TASK INPUT:

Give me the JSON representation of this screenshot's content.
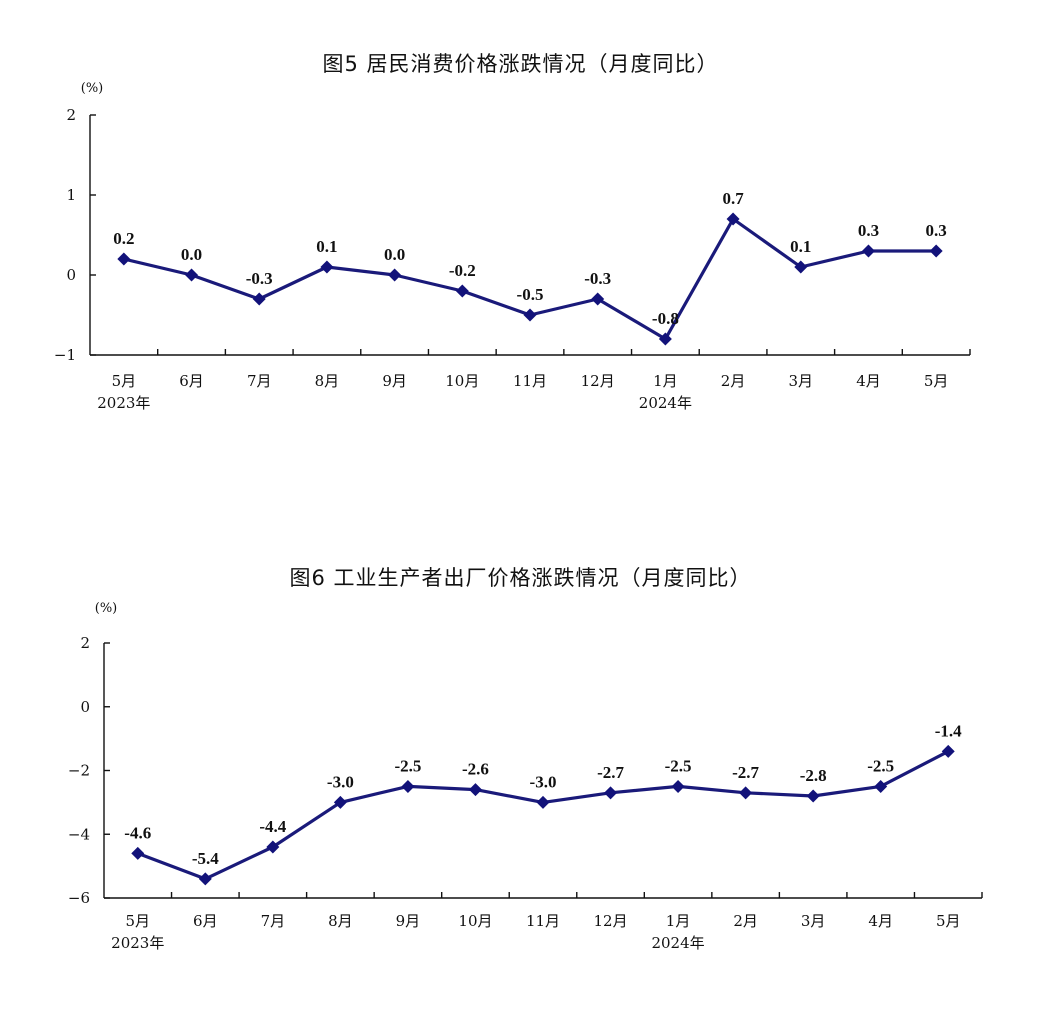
{
  "chart_data": [
    {
      "type": "line",
      "title": "图5   居民消费价格涨跌情况（月度同比）",
      "ylabel": "(%)",
      "categories": [
        "5月",
        "6月",
        "7月",
        "8月",
        "9月",
        "10月",
        "11月",
        "12月",
        "1月",
        "2月",
        "3月",
        "4月",
        "5月"
      ],
      "year_labels": [
        {
          "index": 0,
          "label": "2023年"
        },
        {
          "index": 8,
          "label": "2024年"
        }
      ],
      "values": [
        0.2,
        0.0,
        -0.3,
        0.1,
        0.0,
        -0.2,
        -0.5,
        -0.3,
        -0.8,
        0.7,
        0.1,
        0.3,
        0.3
      ],
      "value_labels": [
        "0.2",
        "0.0",
        "-0.3",
        "0.1",
        "0.0",
        "-0.2",
        "-0.5",
        "-0.3",
        "-0.8",
        "0.7",
        "0.1",
        "0.3",
        "0.3"
      ],
      "yticks": [
        "2",
        "1",
        "0",
        "−1"
      ],
      "ylim": [
        -1,
        2
      ],
      "grid": false,
      "line_color": "#1a1a7a"
    },
    {
      "type": "line",
      "title": "图6   工业生产者出厂价格涨跌情况（月度同比）",
      "ylabel": "(%)",
      "categories": [
        "5月",
        "6月",
        "7月",
        "8月",
        "9月",
        "10月",
        "11月",
        "12月",
        "1月",
        "2月",
        "3月",
        "4月",
        "5月"
      ],
      "year_labels": [
        {
          "index": 0,
          "label": "2023年"
        },
        {
          "index": 8,
          "label": "2024年"
        }
      ],
      "values": [
        -4.6,
        -5.4,
        -4.4,
        -3.0,
        -2.5,
        -2.6,
        -3.0,
        -2.7,
        -2.5,
        -2.7,
        -2.8,
        -2.5,
        -1.4
      ],
      "value_labels": [
        "-4.6",
        "-5.4",
        "-4.4",
        "-3.0",
        "-2.5",
        "-2.6",
        "-3.0",
        "-2.7",
        "-2.5",
        "-2.7",
        "-2.8",
        "-2.5",
        "-1.4"
      ],
      "yticks": [
        "2",
        "0",
        "−2",
        "−4",
        "−6"
      ],
      "ylim": [
        -6,
        2
      ],
      "grid": false,
      "line_color": "#1a1a7a"
    }
  ]
}
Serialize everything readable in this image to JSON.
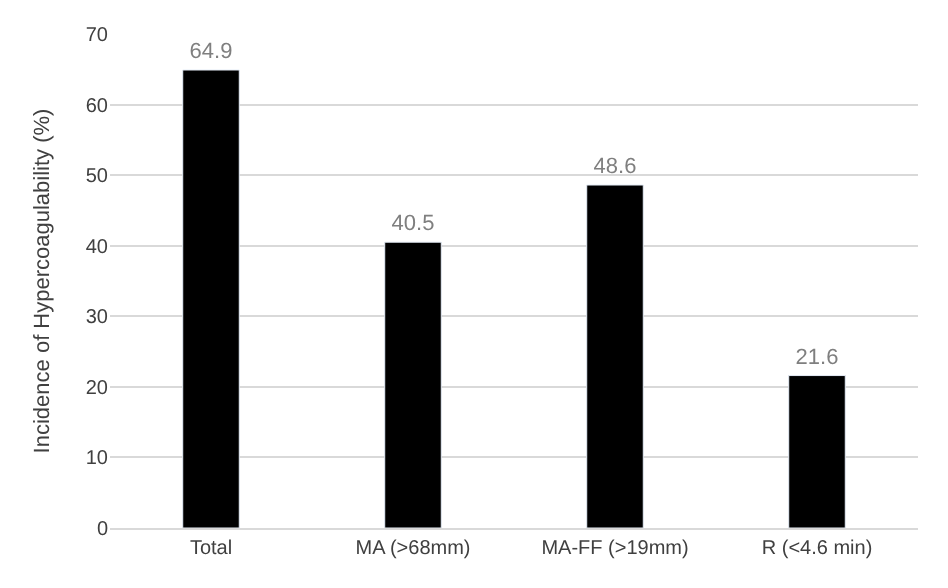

GOAL:
State the count of lines in the data holding the word "this", adding nothing to it.

FINAL RESULT:
2